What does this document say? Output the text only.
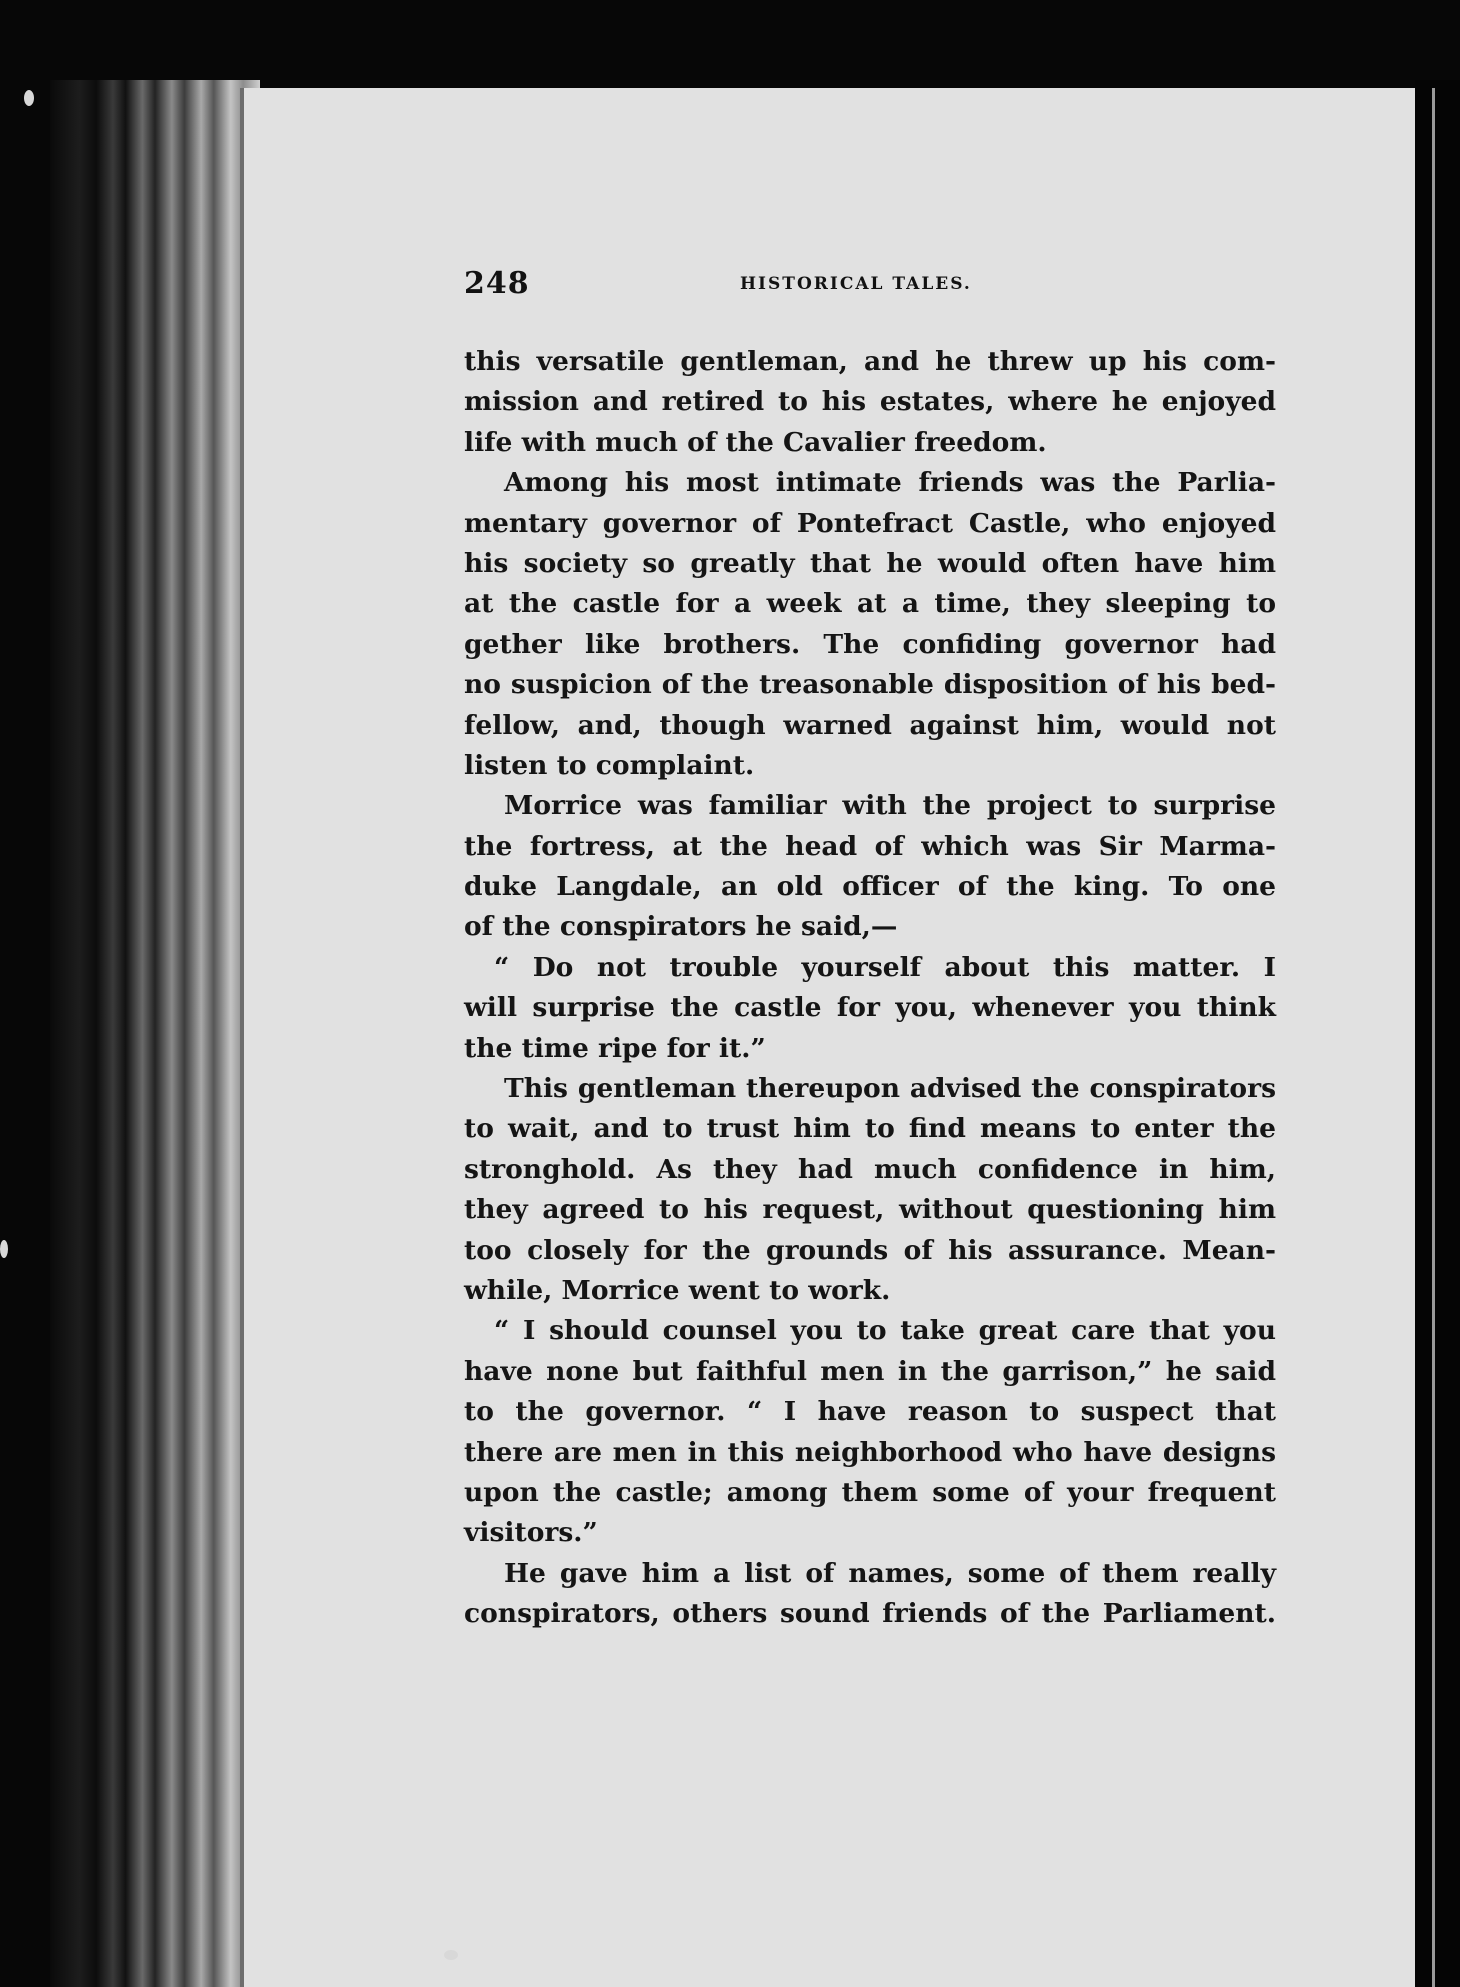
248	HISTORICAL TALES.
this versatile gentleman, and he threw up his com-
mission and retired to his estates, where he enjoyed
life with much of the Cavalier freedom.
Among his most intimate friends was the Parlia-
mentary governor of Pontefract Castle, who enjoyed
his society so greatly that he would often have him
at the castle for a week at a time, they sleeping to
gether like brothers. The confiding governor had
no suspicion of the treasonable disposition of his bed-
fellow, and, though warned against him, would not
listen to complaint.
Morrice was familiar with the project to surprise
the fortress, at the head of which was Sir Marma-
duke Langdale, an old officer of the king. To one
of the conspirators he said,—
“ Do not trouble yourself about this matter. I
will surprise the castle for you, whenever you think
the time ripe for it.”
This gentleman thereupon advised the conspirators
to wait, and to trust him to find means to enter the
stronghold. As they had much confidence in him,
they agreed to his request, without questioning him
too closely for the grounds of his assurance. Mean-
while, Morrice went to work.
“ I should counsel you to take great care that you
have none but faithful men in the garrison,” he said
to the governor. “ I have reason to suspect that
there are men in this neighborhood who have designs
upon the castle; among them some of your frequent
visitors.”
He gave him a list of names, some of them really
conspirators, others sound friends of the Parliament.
☆ ☆ ☆ ☆
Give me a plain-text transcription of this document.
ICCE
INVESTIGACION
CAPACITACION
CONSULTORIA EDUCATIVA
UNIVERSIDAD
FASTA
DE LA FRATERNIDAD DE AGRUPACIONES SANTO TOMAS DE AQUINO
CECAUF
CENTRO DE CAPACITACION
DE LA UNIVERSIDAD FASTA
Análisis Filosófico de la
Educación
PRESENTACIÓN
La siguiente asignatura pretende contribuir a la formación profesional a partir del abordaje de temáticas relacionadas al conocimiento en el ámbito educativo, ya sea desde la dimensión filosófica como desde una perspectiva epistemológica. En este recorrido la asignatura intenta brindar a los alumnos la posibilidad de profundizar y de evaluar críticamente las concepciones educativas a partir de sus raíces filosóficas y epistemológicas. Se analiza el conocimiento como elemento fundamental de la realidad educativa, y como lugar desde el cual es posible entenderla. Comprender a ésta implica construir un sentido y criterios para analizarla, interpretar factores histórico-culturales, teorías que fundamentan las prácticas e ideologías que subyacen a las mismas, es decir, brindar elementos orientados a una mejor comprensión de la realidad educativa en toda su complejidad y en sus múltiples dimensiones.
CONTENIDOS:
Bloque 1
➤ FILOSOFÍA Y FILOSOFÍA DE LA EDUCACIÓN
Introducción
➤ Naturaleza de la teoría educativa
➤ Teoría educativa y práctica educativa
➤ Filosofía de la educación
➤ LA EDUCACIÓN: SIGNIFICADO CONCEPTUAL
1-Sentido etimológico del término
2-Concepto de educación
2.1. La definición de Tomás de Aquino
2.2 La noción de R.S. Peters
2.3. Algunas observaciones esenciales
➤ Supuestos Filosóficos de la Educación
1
☆ ☆ ☆ ☆
Go through the records above, find every line with the word "friends", and list those lines.

Among his most intimate friends was the Parlia-
conspirators, others sound friends of the Parliament.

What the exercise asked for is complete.